(THE DATA):
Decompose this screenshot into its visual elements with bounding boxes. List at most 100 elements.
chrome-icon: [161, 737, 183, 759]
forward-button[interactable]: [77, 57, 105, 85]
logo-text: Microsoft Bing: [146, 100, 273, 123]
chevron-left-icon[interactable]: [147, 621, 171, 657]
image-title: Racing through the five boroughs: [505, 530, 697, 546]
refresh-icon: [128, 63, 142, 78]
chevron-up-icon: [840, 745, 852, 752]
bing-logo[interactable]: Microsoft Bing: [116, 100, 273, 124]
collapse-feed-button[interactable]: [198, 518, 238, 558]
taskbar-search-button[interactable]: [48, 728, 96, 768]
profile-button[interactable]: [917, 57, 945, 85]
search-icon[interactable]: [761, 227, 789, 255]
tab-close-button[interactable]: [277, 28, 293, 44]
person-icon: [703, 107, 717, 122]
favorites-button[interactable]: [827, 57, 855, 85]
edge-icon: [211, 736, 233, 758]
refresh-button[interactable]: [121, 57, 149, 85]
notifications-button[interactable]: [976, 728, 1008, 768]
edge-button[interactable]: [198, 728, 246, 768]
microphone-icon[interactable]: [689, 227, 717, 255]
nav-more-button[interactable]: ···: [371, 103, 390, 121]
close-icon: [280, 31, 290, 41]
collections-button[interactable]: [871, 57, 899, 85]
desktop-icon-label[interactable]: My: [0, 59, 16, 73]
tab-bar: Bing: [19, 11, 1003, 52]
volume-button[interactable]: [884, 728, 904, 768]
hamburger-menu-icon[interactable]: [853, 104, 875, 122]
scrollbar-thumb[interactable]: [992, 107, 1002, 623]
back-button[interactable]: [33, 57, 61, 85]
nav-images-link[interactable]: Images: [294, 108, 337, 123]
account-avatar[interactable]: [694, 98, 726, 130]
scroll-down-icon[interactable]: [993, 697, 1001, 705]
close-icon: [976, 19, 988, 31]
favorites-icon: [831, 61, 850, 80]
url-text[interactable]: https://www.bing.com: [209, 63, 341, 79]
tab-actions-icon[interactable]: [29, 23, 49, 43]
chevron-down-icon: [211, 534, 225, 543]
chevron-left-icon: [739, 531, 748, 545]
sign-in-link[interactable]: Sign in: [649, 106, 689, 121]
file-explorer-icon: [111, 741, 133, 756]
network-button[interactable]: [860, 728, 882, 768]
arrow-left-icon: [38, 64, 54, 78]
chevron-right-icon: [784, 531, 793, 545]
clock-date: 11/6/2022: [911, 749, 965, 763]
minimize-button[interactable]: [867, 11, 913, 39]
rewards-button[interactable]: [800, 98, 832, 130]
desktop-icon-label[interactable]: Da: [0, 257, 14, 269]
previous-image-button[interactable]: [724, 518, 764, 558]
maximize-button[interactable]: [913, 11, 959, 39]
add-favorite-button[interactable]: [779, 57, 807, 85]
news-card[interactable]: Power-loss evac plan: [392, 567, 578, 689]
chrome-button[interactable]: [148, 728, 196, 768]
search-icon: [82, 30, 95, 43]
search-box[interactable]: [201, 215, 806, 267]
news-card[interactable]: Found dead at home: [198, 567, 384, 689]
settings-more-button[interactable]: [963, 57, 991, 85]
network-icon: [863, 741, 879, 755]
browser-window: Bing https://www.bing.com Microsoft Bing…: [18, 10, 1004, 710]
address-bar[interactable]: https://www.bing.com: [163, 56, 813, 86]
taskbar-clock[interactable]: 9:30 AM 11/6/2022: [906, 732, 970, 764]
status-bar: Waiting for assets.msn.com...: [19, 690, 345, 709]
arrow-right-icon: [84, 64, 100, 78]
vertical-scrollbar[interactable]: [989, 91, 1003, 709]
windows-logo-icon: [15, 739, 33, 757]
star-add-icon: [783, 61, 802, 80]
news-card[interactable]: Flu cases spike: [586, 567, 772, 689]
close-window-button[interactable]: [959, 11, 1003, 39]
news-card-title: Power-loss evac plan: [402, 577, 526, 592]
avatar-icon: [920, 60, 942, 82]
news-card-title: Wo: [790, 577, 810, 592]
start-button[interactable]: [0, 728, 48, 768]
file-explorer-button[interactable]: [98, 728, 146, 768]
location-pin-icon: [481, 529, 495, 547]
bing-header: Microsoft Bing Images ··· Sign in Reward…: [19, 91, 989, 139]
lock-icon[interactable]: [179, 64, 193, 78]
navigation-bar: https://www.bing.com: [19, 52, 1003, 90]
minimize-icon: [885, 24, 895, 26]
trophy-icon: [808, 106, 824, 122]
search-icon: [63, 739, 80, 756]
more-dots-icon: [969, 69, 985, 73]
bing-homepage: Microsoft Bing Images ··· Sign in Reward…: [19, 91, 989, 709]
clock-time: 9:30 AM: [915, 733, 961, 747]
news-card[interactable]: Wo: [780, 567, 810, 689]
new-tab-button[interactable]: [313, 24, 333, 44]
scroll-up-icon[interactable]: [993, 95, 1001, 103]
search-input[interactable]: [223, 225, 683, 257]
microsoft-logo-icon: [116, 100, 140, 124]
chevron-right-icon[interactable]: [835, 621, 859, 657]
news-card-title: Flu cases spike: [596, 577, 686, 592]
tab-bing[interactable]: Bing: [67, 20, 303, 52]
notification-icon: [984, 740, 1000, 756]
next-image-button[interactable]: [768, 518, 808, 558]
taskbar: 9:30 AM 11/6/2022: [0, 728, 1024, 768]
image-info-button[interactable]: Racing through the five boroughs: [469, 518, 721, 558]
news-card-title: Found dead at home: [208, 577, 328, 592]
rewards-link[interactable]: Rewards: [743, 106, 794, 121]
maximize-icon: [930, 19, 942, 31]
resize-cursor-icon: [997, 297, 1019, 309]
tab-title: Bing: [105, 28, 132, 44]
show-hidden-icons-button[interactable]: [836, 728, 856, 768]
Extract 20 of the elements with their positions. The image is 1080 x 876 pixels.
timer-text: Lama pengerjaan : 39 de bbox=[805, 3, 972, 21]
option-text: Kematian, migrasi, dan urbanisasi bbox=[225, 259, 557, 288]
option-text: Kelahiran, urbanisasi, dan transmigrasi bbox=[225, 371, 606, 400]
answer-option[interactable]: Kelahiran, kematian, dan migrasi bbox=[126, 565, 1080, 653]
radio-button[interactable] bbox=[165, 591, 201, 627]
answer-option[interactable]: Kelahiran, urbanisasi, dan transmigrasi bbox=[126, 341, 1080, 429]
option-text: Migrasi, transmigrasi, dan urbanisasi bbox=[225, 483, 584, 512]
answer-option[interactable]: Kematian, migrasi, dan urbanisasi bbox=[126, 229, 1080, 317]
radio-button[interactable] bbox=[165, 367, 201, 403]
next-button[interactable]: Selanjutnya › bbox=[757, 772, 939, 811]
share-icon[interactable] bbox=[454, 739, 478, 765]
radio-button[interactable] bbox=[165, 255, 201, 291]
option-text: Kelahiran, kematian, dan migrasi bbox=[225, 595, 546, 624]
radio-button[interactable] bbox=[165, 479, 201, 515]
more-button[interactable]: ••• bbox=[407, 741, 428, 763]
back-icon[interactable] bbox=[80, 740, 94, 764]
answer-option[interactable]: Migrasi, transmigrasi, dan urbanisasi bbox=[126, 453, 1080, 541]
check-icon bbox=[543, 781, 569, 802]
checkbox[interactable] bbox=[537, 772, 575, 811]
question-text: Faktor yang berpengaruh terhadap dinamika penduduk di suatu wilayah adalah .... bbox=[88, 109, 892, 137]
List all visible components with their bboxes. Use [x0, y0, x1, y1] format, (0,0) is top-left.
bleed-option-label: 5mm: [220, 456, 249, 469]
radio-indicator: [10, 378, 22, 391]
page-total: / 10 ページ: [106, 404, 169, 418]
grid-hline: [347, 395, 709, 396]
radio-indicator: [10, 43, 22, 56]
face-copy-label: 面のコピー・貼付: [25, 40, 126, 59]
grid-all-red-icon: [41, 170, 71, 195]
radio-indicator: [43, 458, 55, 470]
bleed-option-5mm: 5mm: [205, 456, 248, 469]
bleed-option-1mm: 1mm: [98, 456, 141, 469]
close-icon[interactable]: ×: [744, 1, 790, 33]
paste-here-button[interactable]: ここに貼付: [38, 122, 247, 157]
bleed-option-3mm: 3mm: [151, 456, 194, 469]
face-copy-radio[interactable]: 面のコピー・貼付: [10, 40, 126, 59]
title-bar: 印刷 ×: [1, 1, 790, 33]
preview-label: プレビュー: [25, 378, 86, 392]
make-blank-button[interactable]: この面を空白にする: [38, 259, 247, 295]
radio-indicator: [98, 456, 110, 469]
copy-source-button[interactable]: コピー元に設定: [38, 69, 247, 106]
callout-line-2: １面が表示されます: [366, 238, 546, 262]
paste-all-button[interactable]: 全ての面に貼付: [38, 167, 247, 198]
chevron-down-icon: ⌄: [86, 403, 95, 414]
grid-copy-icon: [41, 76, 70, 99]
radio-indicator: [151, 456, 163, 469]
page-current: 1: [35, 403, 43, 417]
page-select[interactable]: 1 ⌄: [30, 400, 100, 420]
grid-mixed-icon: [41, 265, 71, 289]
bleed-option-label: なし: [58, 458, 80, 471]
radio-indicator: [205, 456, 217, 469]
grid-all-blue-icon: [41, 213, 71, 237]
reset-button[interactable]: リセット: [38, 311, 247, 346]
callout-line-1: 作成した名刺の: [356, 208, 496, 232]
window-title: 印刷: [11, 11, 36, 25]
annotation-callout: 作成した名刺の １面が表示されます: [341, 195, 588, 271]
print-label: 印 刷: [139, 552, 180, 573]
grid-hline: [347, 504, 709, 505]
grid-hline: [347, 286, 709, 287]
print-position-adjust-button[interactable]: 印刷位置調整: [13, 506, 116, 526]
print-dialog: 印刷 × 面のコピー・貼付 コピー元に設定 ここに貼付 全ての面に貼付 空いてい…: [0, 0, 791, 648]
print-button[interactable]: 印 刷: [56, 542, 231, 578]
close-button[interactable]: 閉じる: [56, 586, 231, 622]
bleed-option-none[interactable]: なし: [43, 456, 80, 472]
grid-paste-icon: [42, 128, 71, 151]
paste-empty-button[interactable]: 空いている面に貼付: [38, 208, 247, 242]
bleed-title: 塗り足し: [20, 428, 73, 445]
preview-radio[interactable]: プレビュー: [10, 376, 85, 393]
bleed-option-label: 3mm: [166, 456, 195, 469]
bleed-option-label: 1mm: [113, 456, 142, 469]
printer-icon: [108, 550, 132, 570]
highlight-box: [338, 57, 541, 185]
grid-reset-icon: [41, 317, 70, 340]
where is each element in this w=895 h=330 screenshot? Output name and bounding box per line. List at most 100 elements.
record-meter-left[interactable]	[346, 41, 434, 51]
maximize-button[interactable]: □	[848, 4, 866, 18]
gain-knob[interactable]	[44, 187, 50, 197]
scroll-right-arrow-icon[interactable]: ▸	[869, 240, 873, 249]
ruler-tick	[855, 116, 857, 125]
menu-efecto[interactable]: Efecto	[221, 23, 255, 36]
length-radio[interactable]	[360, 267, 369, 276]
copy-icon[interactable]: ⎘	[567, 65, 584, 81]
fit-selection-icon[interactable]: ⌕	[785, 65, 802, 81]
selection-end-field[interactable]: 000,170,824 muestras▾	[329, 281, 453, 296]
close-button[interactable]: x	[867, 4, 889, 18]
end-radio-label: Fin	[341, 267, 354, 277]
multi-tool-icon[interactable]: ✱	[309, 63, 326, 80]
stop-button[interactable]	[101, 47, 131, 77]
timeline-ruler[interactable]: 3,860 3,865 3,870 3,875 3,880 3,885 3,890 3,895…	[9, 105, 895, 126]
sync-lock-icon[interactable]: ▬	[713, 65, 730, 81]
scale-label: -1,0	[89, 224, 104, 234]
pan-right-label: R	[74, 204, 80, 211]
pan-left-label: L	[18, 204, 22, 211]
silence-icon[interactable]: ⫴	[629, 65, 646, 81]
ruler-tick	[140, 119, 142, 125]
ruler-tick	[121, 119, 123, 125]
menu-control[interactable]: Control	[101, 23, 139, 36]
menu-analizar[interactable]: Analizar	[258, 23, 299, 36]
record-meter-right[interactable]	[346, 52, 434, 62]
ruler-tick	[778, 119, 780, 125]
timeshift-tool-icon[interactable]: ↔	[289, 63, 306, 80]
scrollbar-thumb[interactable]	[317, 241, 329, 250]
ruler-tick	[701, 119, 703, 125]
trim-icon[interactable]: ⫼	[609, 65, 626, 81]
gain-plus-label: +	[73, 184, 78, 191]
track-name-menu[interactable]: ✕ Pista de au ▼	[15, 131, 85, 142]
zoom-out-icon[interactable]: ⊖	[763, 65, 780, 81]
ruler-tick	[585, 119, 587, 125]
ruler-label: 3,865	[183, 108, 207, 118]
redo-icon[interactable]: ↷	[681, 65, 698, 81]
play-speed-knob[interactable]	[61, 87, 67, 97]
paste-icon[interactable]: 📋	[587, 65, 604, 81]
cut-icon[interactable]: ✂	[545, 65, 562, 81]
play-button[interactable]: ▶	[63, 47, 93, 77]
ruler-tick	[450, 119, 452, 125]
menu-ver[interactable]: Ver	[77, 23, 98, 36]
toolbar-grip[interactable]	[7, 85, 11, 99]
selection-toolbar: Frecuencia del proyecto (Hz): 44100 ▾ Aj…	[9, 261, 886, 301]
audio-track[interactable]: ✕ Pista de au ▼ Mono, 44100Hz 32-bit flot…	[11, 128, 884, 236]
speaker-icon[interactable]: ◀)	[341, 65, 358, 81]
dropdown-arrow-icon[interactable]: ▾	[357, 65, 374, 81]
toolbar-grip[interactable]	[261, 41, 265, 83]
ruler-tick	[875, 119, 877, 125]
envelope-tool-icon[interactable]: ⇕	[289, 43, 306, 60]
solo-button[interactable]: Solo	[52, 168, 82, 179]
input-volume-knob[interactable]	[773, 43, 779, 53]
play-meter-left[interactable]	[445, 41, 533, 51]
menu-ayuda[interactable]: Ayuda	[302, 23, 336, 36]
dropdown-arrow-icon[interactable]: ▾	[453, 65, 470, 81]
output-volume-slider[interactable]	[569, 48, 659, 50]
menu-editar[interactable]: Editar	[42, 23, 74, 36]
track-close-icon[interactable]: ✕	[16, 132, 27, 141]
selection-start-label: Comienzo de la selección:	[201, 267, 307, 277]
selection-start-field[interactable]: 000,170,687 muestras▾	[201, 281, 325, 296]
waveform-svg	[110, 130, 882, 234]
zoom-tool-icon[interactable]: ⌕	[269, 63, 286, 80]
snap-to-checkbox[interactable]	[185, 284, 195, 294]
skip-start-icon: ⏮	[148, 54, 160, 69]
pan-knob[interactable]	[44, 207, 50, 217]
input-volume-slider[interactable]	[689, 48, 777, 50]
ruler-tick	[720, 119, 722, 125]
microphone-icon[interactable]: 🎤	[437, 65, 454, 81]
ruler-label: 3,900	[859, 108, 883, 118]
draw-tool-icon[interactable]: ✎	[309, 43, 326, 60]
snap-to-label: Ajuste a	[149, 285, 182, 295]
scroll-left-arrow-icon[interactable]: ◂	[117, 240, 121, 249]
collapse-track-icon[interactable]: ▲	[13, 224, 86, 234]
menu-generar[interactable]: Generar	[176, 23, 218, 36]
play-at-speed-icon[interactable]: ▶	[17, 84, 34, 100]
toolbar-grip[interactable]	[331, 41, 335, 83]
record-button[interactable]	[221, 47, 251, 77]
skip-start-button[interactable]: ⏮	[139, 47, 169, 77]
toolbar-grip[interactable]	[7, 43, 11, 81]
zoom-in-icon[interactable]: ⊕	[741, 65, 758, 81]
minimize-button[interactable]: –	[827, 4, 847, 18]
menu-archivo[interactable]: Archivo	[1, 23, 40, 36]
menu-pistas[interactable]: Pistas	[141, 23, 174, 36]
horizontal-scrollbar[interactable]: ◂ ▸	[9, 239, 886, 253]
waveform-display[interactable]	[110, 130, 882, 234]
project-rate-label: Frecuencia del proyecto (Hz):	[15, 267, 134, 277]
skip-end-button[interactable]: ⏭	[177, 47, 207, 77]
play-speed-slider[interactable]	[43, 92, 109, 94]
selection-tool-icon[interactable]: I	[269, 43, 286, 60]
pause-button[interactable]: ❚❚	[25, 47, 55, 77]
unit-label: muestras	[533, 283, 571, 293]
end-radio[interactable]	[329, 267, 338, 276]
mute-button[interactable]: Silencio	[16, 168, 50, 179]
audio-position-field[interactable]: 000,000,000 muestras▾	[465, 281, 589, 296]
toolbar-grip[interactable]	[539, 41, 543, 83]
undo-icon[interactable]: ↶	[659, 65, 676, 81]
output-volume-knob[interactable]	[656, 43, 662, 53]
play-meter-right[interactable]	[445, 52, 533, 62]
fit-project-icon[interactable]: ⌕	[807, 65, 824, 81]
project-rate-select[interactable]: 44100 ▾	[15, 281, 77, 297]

(SET TASK):
Please reproduce the rows above verbatim, from the first one up to and including the row containing "sign-in-link[interactable]: Sign in: [649, 106, 689, 121]".

(RESULT FOR THIS EXERCISE):
Decompose this screenshot into its visual elements with bounding boxes. List at most 100 elements.
chrome-icon: [161, 737, 183, 759]
forward-button[interactable]: [77, 57, 105, 85]
logo-text: Microsoft Bing: [146, 100, 273, 123]
chevron-left-icon[interactable]: [147, 621, 171, 657]
image-title: Racing through the five boroughs: [505, 530, 697, 546]
refresh-icon: [128, 63, 142, 78]
chevron-up-icon: [840, 745, 852, 752]
bing-logo[interactable]: Microsoft Bing: [116, 100, 273, 124]
collapse-feed-button[interactable]: [198, 518, 238, 558]
taskbar-search-button[interactable]: [48, 728, 96, 768]
profile-button[interactable]: [917, 57, 945, 85]
search-icon[interactable]: [761, 227, 789, 255]
tab-close-button[interactable]: [277, 28, 293, 44]
person-icon: [703, 107, 717, 122]
favorites-button[interactable]: [827, 57, 855, 85]
edge-icon: [211, 736, 233, 758]
refresh-button[interactable]: [121, 57, 149, 85]
notifications-button[interactable]: [976, 728, 1008, 768]
edge-button[interactable]: [198, 728, 246, 768]
microphone-icon[interactable]: [689, 227, 717, 255]
nav-more-button[interactable]: ···: [371, 103, 390, 121]
close-icon: [280, 31, 290, 41]
collections-button[interactable]: [871, 57, 899, 85]
desktop-icon-label[interactable]: My: [0, 59, 16, 73]
tab-bar: Bing: [19, 11, 1003, 52]
volume-button[interactable]: [884, 728, 904, 768]
hamburger-menu-icon[interactable]: [853, 104, 875, 122]
scrollbar-thumb[interactable]: [992, 107, 1002, 623]
back-button[interactable]: [33, 57, 61, 85]
nav-images-link[interactable]: Images: [294, 108, 337, 123]
account-avatar[interactable]: [694, 98, 726, 130]
scroll-down-icon[interactable]: [993, 697, 1001, 705]
close-icon: [976, 19, 988, 31]
favorites-icon: [831, 61, 850, 80]
url-text[interactable]: https://www.bing.com: [209, 63, 341, 79]
tab-actions-icon[interactable]: [29, 23, 49, 43]
chevron-down-icon: [211, 534, 225, 543]
chevron-left-icon: [739, 531, 748, 545]
sign-in-link[interactable]: Sign in: [649, 106, 689, 121]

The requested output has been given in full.